**What you will do**
1 - Copy the passage of the Louis Horst biography from "Horst composed scores" to "several movie scores." word for word.
2 - Using the Louis Horst biography, answer yes or no to each statement and quote the words that decide it: (a) Horst was musical director for the Denishawn company from 1916 to 1925. (b) Horst composed Noah for Martha Graham. (c) Horst was born in New York City.
3 - Pick up the Louis Horst biography after its last sentence and keep writing it.

**Text section**
Louis  Horst (born January 12, 1884, Kansas City, Missouri – died January 23, 1964, New York City) was a composer, and pianist. He helped to define the principles of modern dance choreographic technique, most notably the matching of choreography to pre-existing musical structure and the use of contemporary music for dance scores.

Biography and work
Horst was the musical director for the Denishawn company (1916-25) before working as musical director and dance composition teacher for Martha Graham's school and dance company (1926-48).

One memorable piece of advice that Horst gave dancers in his lessons in the 1930s, at times delivered in a sarcastic tone: "when in doubt, turn." This is a variant of Ted Shawn's famous line "When in doubt, twirl." The Grateful Dead Almanac adopted it as their motto.

Apart from being a personal friend and mentor to Graham, Horst worked and wrote scores for many other choreographers, including:
 Ruth St. Denis
 Ted Shawn
 Helen Tamiris
 Martha Hill
 Doris Humphrey and Charles Weidman
 Agnes de Mille
 Ruth Page
 Michio Ito
 Adolph Bolm
 Harald Kreutzberg
 Pearl Lang
 Jean Erdman
 Anna Sokolow, Horst's assistant and demonstrator

Career 

Horst composed scores for the Denishawn company, including Japanese Spear Dance (1919). He composed several of Graham's early group works: Primitive Mysteries (1931), Celebration (1934), Frontier (1935),  and El Penitente (1940). For Anna Sokolow, Horst composed Noah (1935). He also composed several movie scores.

**Provided data**
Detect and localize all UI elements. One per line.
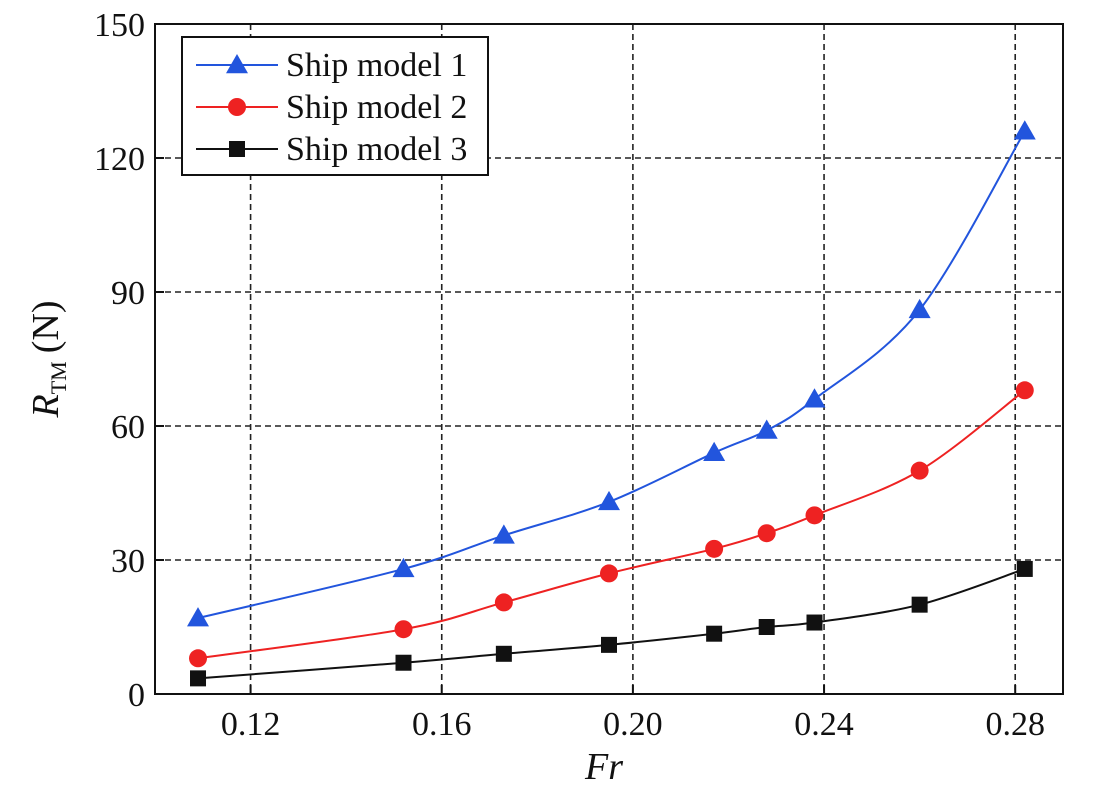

**Response list**
1 -
Horst composed scores for the Denishawn company, including Japanese Spear Dance (1919). He composed several of Graham's early group works: Primitive Mysteries (1931), Celebration (1934), Frontier (1935),  and El Penitente (1940). For Anna Sokolow, Horst composed Noah (1935). He also composed several movie scores.

2 -
(a) Yes: "Horst was the musical director for the Denishawn company (1916-25)"
(b) No: "For Anna Sokolow, Horst composed Noah (1935)."
(c) No: "born January 12, 1884, Kansas City, Missouri"

3 -
Horst taught art of choreography at Neighborhood Playhouse School of the Theater (1928-1964), Bennington College (1934-45), Mills College, Connecticut College (1948–63), Barnard College, Sarah Lawrence College, Columbia University,  and The Juilliard School (1951-64).

Horst lectured often on "Dance Composition", "Music Composition for Dance", and "Modern Dance and Its Relation to the Other Modern Arts". He wrote and published two books: Pre-classic Dance Forms (1937) and Modern Dance Forms (1960). He founded and edited Dance Observer Journal (1933-64).

In 1964 he became the second recipient of the Heritage Award of the National Dance Association.

References

External links
 Louis Horst collection (of scores) in the Music Division of The New York Public Library for the Performing Arts.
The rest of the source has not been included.